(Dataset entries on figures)
┄┄┄┄┄┄┄┄┄┄
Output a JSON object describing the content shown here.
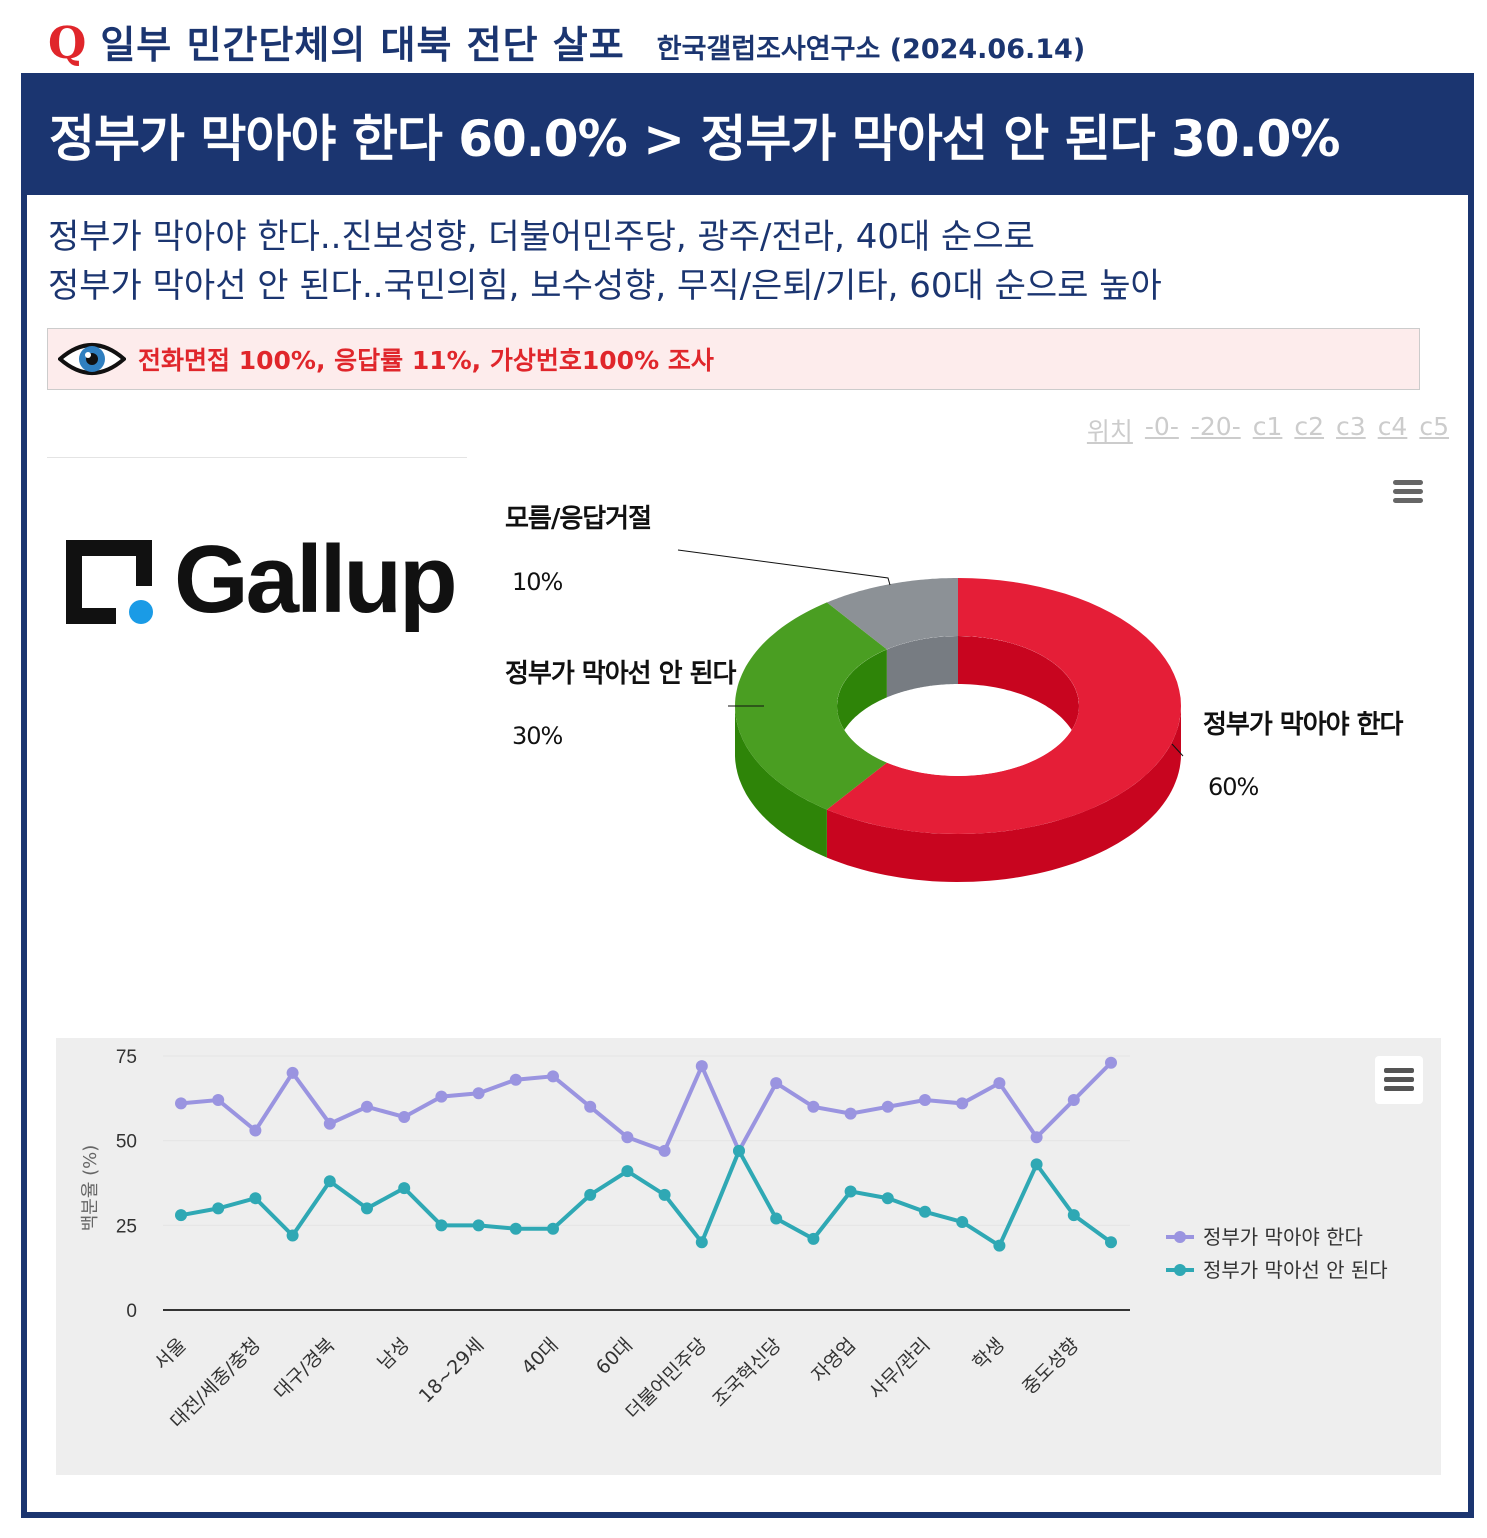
{
  "header": {
    "q_mark": "Q",
    "title": "일부 민간단체의 대북 전단 살포",
    "source": "한국갤럽조사연구소 (2024.06.14)"
  },
  "banner": "정부가 막아야 한다 60.0% > 정부가 막아선 안 된다 30.0%",
  "subtitle": [
    "정부가 막아야 한다..진보성향, 더불어민주당, 광주/전라, 40대 순으로",
    "정부가 막아선 안 된다..국민의힘, 보수성향, 무직/은퇴/기타, 60대 순으로 높아"
  ],
  "note": {
    "icon": "eye-icon",
    "text": "전화면접 100%, 응답률 11%, 가상번호100% 조사"
  },
  "links": [
    "위치",
    "-0-",
    "-20-",
    "c1",
    "c2",
    "c3",
    "c4",
    "c5"
  ],
  "logo": "Gallup",
  "colors": {
    "navy": "#1b3570",
    "red": "#e0262b",
    "yes": "#e51e37",
    "no": "#4a9e22",
    "unknown": "#8c9196",
    "line_yes": "#9a94e0",
    "line_no": "#2fa8b4"
  },
  "chart_data": [
    {
      "type": "pie",
      "style": "3d-donut",
      "labels": [
        "정부가 막아야 한다",
        "정부가 막아선 안 된다",
        "모름/응답거절"
      ],
      "values": [
        60,
        30,
        10
      ],
      "value_labels": [
        "60%",
        "30%",
        "10%"
      ]
    },
    {
      "type": "line",
      "ylabel": "백분율 (%)",
      "ylim": [
        0,
        75
      ],
      "yticks": [
        0,
        25,
        50,
        75
      ],
      "grid": true,
      "legend": "right",
      "categories": [
        "서울",
        "",
        "대전/세종/충청",
        "",
        "대구/경북",
        "",
        "남성",
        "",
        "18~29세",
        "",
        "40대",
        "",
        "60대",
        "",
        "더불어민주당",
        "",
        "조국혁신당",
        "",
        "자영업",
        "",
        "사무/관리",
        "",
        "학생",
        "",
        "중도성향",
        ""
      ],
      "series": [
        {
          "name": "정부가 막아야 한다",
          "values": [
            61,
            62,
            53,
            70,
            55,
            60,
            57,
            63,
            64,
            68,
            69,
            60,
            51,
            47,
            72,
            47,
            67,
            60,
            58,
            60,
            62,
            61,
            67,
            51,
            62,
            73
          ]
        },
        {
          "name": "정부가 막아선 안 된다",
          "values": [
            28,
            30,
            33,
            22,
            38,
            30,
            36,
            25,
            25,
            24,
            24,
            34,
            41,
            34,
            20,
            47,
            27,
            21,
            35,
            33,
            29,
            26,
            19,
            43,
            28,
            20
          ]
        }
      ]
    }
  ]
}
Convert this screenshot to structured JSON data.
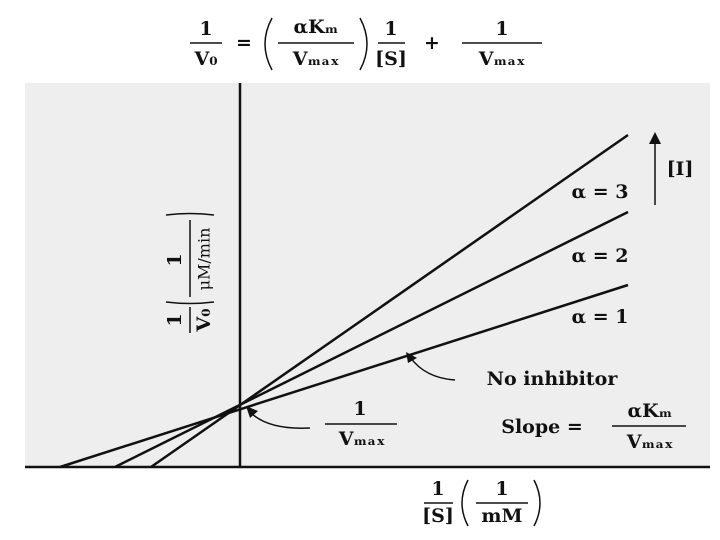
{
  "equation": {
    "lhs_num": "1",
    "lhs_den": "V₀",
    "equals": "=",
    "slope_num": "αKₘ",
    "slope_den": "Vₘₐₓ",
    "s_num": "1",
    "s_den": "[S]",
    "plus": "+",
    "int_num": "1",
    "int_den": "Vₘₐₓ"
  },
  "y_axis_label": {
    "num": "1",
    "den": "V₀",
    "unit_num": "1",
    "unit_den": "μM/min"
  },
  "x_axis_label": {
    "num": "1",
    "den": "[S]",
    "unit_num": "1",
    "unit_den": "mM"
  },
  "lines": [
    {
      "label": "α = 3"
    },
    {
      "label": "α = 2"
    },
    {
      "label": "α = 1"
    }
  ],
  "inhibitor_arrow_label": "[I]",
  "no_inhibitor_label": "No inhibitor",
  "intercept_label": {
    "num": "1",
    "den": "Vₘₐₓ"
  },
  "slope_label": {
    "prefix": "Slope =",
    "num": "αKₘ",
    "den": "Vₘₐₓ"
  }
}
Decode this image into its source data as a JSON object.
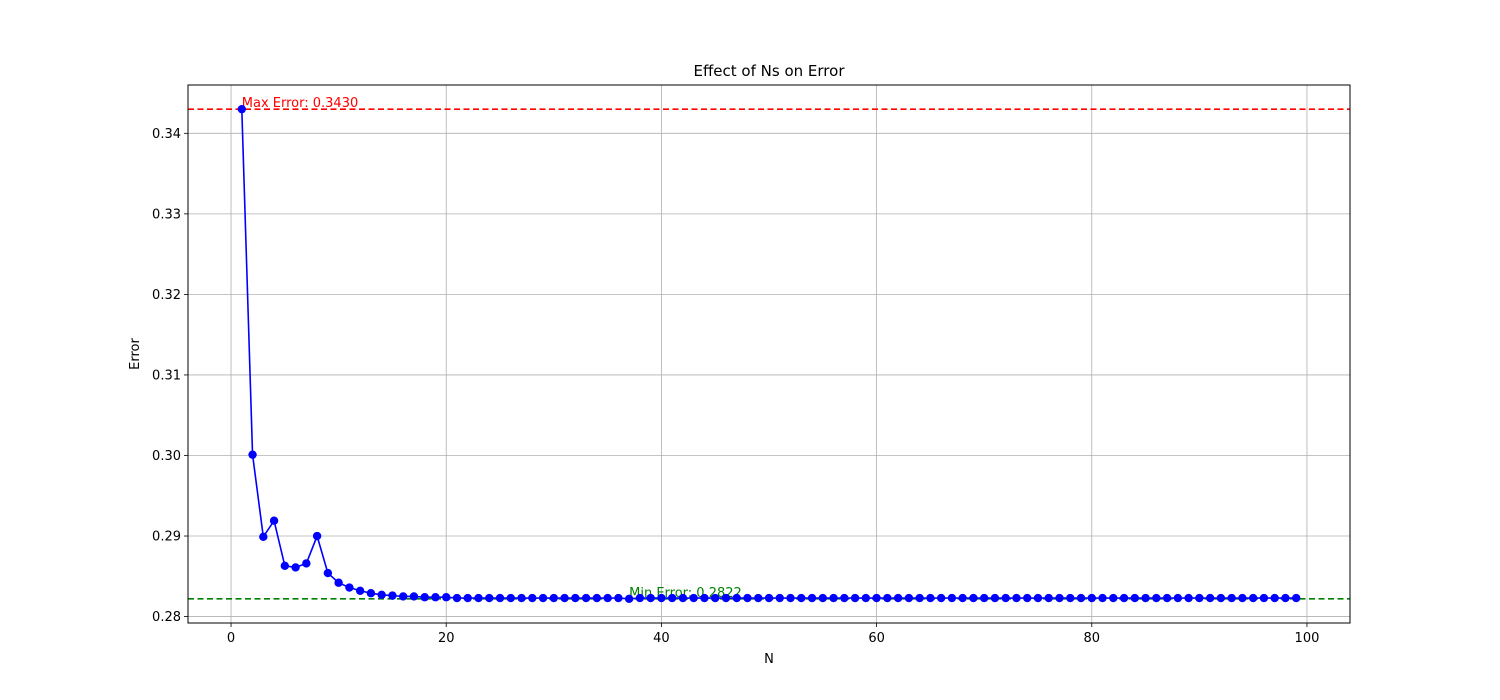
{
  "chart_data": {
    "type": "line",
    "title": "Effect of Ns on Error",
    "xlabel": "N",
    "ylabel": "Error",
    "xlim": [
      -4,
      104
    ],
    "ylim": [
      0.2792,
      0.346
    ],
    "xticks": [
      0,
      20,
      40,
      60,
      80,
      100
    ],
    "yticks": [
      0.28,
      0.29,
      0.3,
      0.31,
      0.32,
      0.33,
      0.34
    ],
    "ytick_labels": [
      "0.28",
      "0.29",
      "0.30",
      "0.31",
      "0.32",
      "0.33",
      "0.34"
    ],
    "grid": true,
    "series": [
      {
        "color": "#0000ff",
        "marker": "circle",
        "x": [
          1,
          2,
          3,
          4,
          5,
          6,
          7,
          8,
          9,
          10,
          11,
          12,
          13,
          14,
          15,
          16,
          17,
          18,
          19,
          20,
          21,
          22,
          23,
          24,
          25,
          26,
          27,
          28,
          29,
          30,
          31,
          32,
          33,
          34,
          35,
          36,
          37,
          38,
          39,
          40,
          41,
          42,
          43,
          44,
          45,
          46,
          47,
          48,
          49,
          50,
          51,
          52,
          53,
          54,
          55,
          56,
          57,
          58,
          59,
          60,
          61,
          62,
          63,
          64,
          65,
          66,
          67,
          68,
          69,
          70,
          71,
          72,
          73,
          74,
          75,
          76,
          77,
          78,
          79,
          80,
          81,
          82,
          83,
          84,
          85,
          86,
          87,
          88,
          89,
          90,
          91,
          92,
          93,
          94,
          95,
          96,
          97,
          98,
          99
        ],
        "y": [
          0.343,
          0.3001,
          0.2899,
          0.2919,
          0.2863,
          0.2861,
          0.2866,
          0.29,
          0.2854,
          0.2842,
          0.2836,
          0.2832,
          0.2829,
          0.2827,
          0.2826,
          0.2825,
          0.2825,
          0.2824,
          0.2824,
          0.2824,
          0.2823,
          0.2823,
          0.2823,
          0.2823,
          0.2823,
          0.2823,
          0.2823,
          0.2823,
          0.2823,
          0.2823,
          0.2823,
          0.2823,
          0.2823,
          0.2823,
          0.2823,
          0.2823,
          0.2822,
          0.2823,
          0.2823,
          0.2823,
          0.2823,
          0.2823,
          0.2823,
          0.2823,
          0.2823,
          0.2823,
          0.2823,
          0.2823,
          0.2823,
          0.2823,
          0.2823,
          0.2823,
          0.2823,
          0.2823,
          0.2823,
          0.2823,
          0.2823,
          0.2823,
          0.2823,
          0.2823,
          0.2823,
          0.2823,
          0.2823,
          0.2823,
          0.2823,
          0.2823,
          0.2823,
          0.2823,
          0.2823,
          0.2823,
          0.2823,
          0.2823,
          0.2823,
          0.2823,
          0.2823,
          0.2823,
          0.2823,
          0.2823,
          0.2823,
          0.2823,
          0.2823,
          0.2823,
          0.2823,
          0.2823,
          0.2823,
          0.2823,
          0.2823,
          0.2823,
          0.2823,
          0.2823,
          0.2823,
          0.2823,
          0.2823,
          0.2823,
          0.2823,
          0.2823,
          0.2823,
          0.2823,
          0.2823
        ]
      }
    ],
    "reference_lines": [
      {
        "orientation": "horizontal",
        "y": 0.343,
        "color": "#ff0000",
        "style": "dashed",
        "label": "Max Error: 0.3430",
        "label_x": 1
      },
      {
        "orientation": "horizontal",
        "y": 0.2822,
        "color": "#008000",
        "style": "dashed",
        "label": "Min Error: 0.2822",
        "label_x": 37
      }
    ]
  }
}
┄┄┄┄┄┄┄┄┄┄
- Task requirements
In the entries above, identify every line with the word "this". Copy those lines.

- Task result
Convert this screenshot to structured JSON data.
Decode this image into its source data as a JSON object.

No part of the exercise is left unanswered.